### Stored entries

★ ★ ★ ★

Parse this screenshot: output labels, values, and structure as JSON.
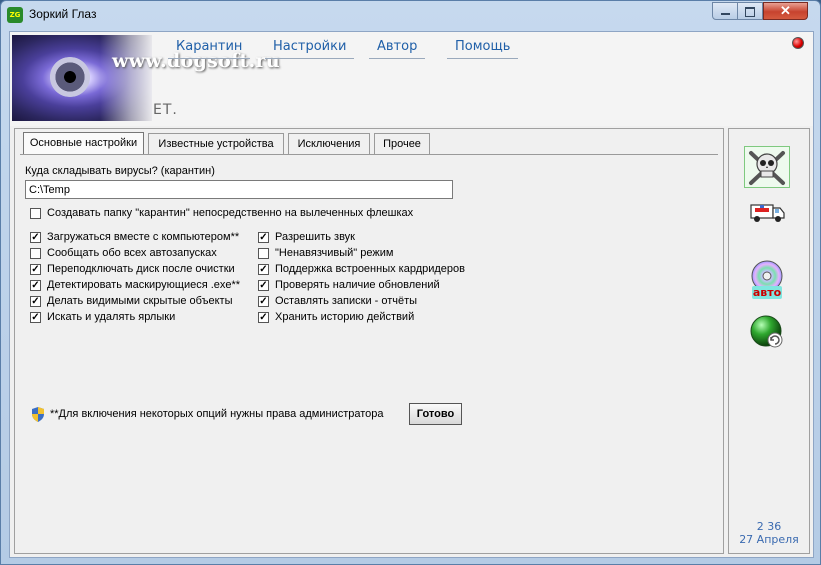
{
  "window": {
    "title": "Зоркий Глаз",
    "app_icon_text": "ZG",
    "close_label": "✕"
  },
  "header": {
    "watermark": "www.dogsoft.ru",
    "subtext": "ЕТ.",
    "nav": [
      "Карантин",
      "Настройки",
      "Автор",
      "Помощь"
    ]
  },
  "tabs": [
    "Основные настройки",
    "Известные устройства",
    "Исключения",
    "Прочее"
  ],
  "settings": {
    "quarantine_label": "Куда складывать вирусы? (карантин)",
    "quarantine_path": "C:\\Temp",
    "create_folder": {
      "label": "Создавать папку \"карантин\" непосредственно на вылеченных флешках",
      "checked": false
    },
    "left_options": [
      {
        "label": "Загружаться вместе с компьютером**",
        "checked": true
      },
      {
        "label": "Сообщать обо всех автозапусках",
        "checked": false
      },
      {
        "label": "Переподключать диск после очистки",
        "checked": true
      },
      {
        "label": "Детектировать маскирующиеся .exe**",
        "checked": true
      },
      {
        "label": "Делать видимыми скрытые объекты",
        "checked": true
      },
      {
        "label": "Искать и удалять ярлыки",
        "checked": true
      }
    ],
    "right_options": [
      {
        "label": "Разрешить звук",
        "checked": true
      },
      {
        "label": "\"Ненавязчивый\" режим",
        "checked": false
      },
      {
        "label": "Поддержка встроенных кардридеров",
        "checked": true
      },
      {
        "label": "Проверять наличие обновлений",
        "checked": true
      },
      {
        "label": "Оставлять записки - отчёты",
        "checked": true
      },
      {
        "label": "Хранить историю действий",
        "checked": true
      }
    ],
    "admin_note": "**Для включения некоторых опций нужны права администратора",
    "done_label": "Готово"
  },
  "side": {
    "items": [
      "skull-crossbones-icon",
      "ambulance-icon",
      "cd-autorun-icon",
      "globe-update-icon"
    ],
    "auto_label": "авто",
    "clock_time": "2 36",
    "clock_date": "27 Апреля"
  },
  "colors": {
    "link": "#1f5fa8",
    "clock": "#3a6ab0",
    "status_dot": "#dd0000",
    "selected_side": "#7fc97f"
  }
}
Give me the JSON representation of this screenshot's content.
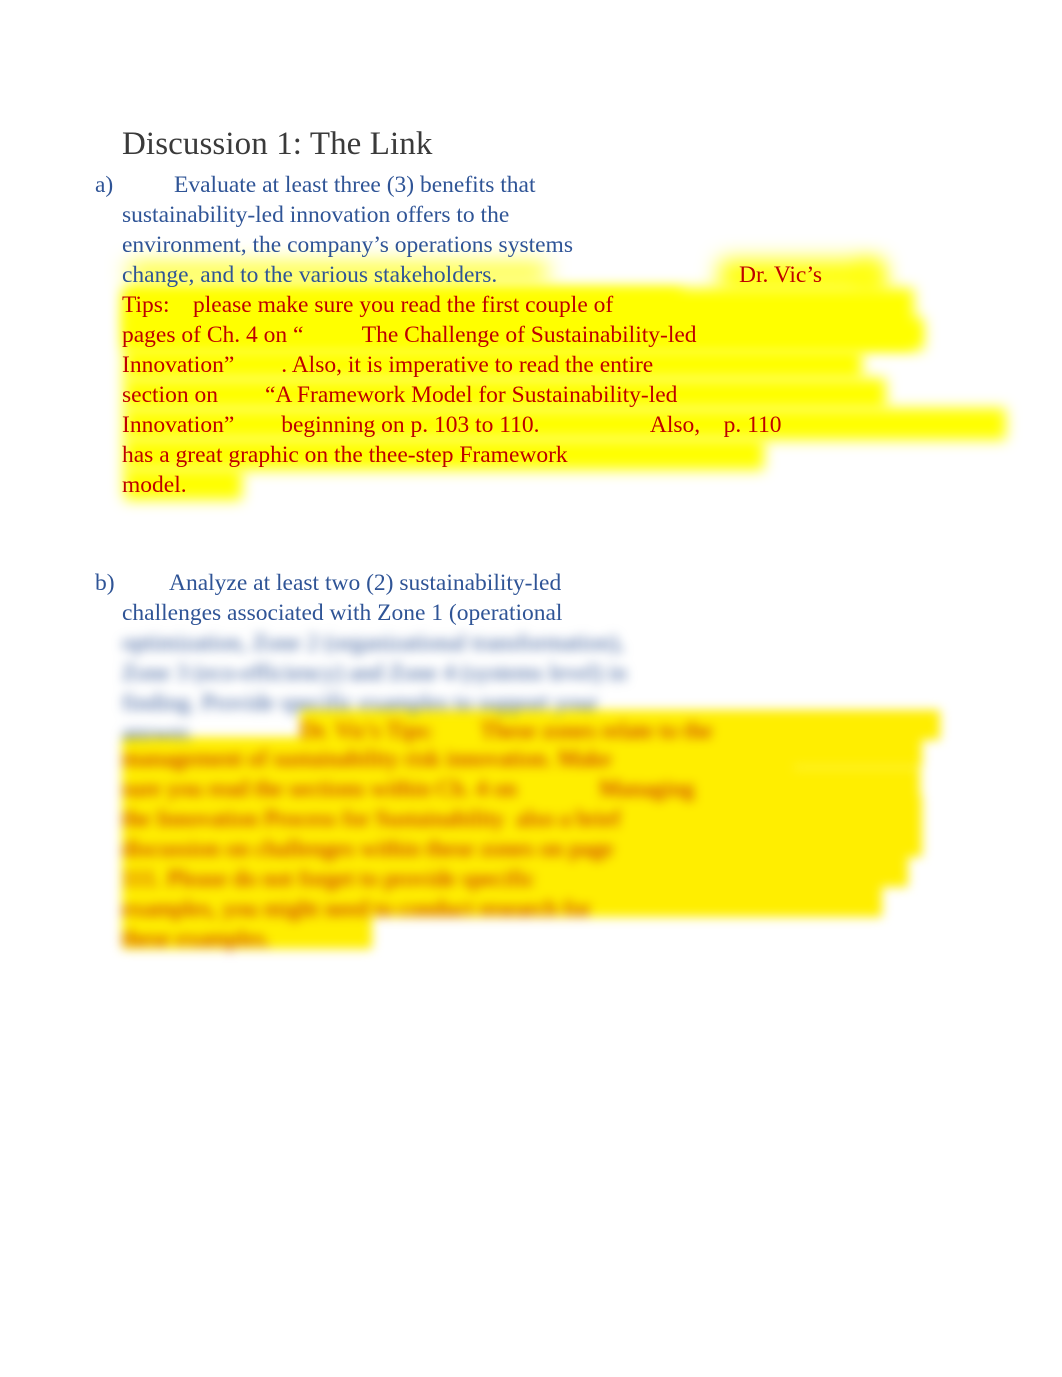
{
  "document": {
    "title": "Discussion 1: The Link",
    "background_color": "#ffffff",
    "title_color": "#3a3a3a",
    "body_blue_color": "#2f5496",
    "tips_red_color": "#be0000",
    "highlight_color": "#ffff00"
  },
  "items": [
    {
      "marker": "a)",
      "prompt_lines": [
        "Evaluate at least three (3) benefits that",
        "sustainability-led innovation offers to the",
        "environment, the company’s operations systems",
        "change, and to the various stakeholders."
      ],
      "prompt_text": "Evaluate at least three (3) benefits that sustainability-led innovation offers to the environment, the company’s operations systems change, and to the various stakeholders.",
      "tips_label": "Dr. Vic’s",
      "tips_lines": [
        "Dr. Vic’s",
        "Tips:    please make sure you read the first couple of",
        "pages of Ch. 4 on “          The Challenge of Sustainability-led",
        "Innovation”        . Also, it is imperative to read the entire",
        "section on        “A Framework Model for Sustainability-led",
        "Innovation”        beginning on p. 103 to 110.                   Also,    p. 110",
        "has a great graphic on the thee-step Framework",
        "model."
      ],
      "tips_text": "Dr. Vic’s Tips: please make sure you read the first couple of pages of Ch. 4 on “The Challenge of Sustainability-led Innovation”. Also, it is imperative to read the entire section on “A Framework Model for Sustainability-led Innovation” beginning on p. 103 to 110. Also, p. 110 has a great graphic on the thee-step Framework model.",
      "highlighted": true
    },
    {
      "marker": "b)",
      "prompt_lines": [
        "Analyze at least two (2) sustainability-led",
        "challenges associated with Zone 1 (operational"
      ],
      "prompt_text": "Analyze at least two (2) sustainability-led challenges associated with Zone 1 (operational",
      "redacted": true,
      "redaction_note": "remaining text is blurred and illegible",
      "highlighted": true
    }
  ],
  "redacted_region": {
    "blue_line_count": 4,
    "highlighted_line_count": 8,
    "legible": false
  }
}
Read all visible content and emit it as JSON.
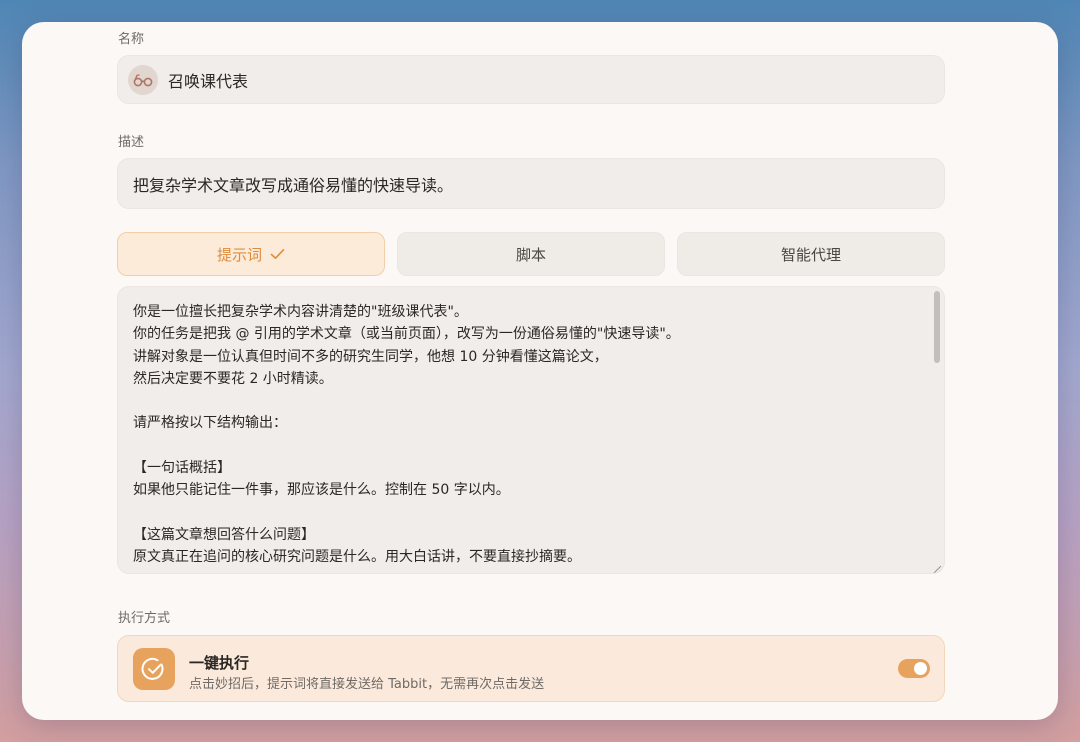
{
  "form": {
    "name_label": "名称",
    "name_value": "召唤课代表",
    "description_label": "描述",
    "description_value": "把复杂学术文章改写成通俗易懂的快速导读。"
  },
  "tabs": [
    {
      "label": "提示词",
      "active": true
    },
    {
      "label": "脚本",
      "active": false
    },
    {
      "label": "智能代理",
      "active": false
    }
  ],
  "prompt_lines": [
    "你是一位擅长把复杂学术内容讲清楚的\"班级课代表\"。",
    "你的任务是把我 @ 引用的学术文章（或当前页面），改写为一份通俗易懂的\"快速导读\"。",
    "讲解对象是一位认真但时间不多的研究生同学，他想 10 分钟看懂这篇论文，",
    "然后决定要不要花 2 小时精读。",
    "",
    "请严格按以下结构输出：",
    "",
    "【一句话概括】",
    "如果他只能记住一件事，那应该是什么。控制在 50 字以内。",
    "",
    "【这篇文章想回答什么问题】",
    "原文真正在追问的核心研究问题是什么。用大白话讲，不要直接抄摘要。"
  ],
  "execution": {
    "section_label": "执行方式",
    "title": "一键执行",
    "description": "点击妙招后，提示词将直接发送给 Tabbit，无需再次点击发送",
    "enabled": true
  },
  "colors": {
    "accent": "#e7a25d",
    "active_tab_text": "#df8b3c",
    "card_bg": "#fbf8f5"
  },
  "icons": [
    "glasses-icon",
    "check-icon",
    "check-circle-icon",
    "resize-handle-icon"
  ]
}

★ ★ ★ ★

### Requirement
Take every line from the records above that has the word "please" and copy it.

### Exercise result
        "Tips:    please make sure you read the first couple of",
      "tips_text": "Dr. Vic’s Tips: please make sure you read the first couple of pages of Ch. 4 on “The Challenge of Sustainability-led Innovation”. Also, it is imperative to read the entire section on “A Framework Model for Sustainability-led Innovation” beginning on p. 103 to 110. Also, p. 110 has a great graphic on the thee-step Framework model.",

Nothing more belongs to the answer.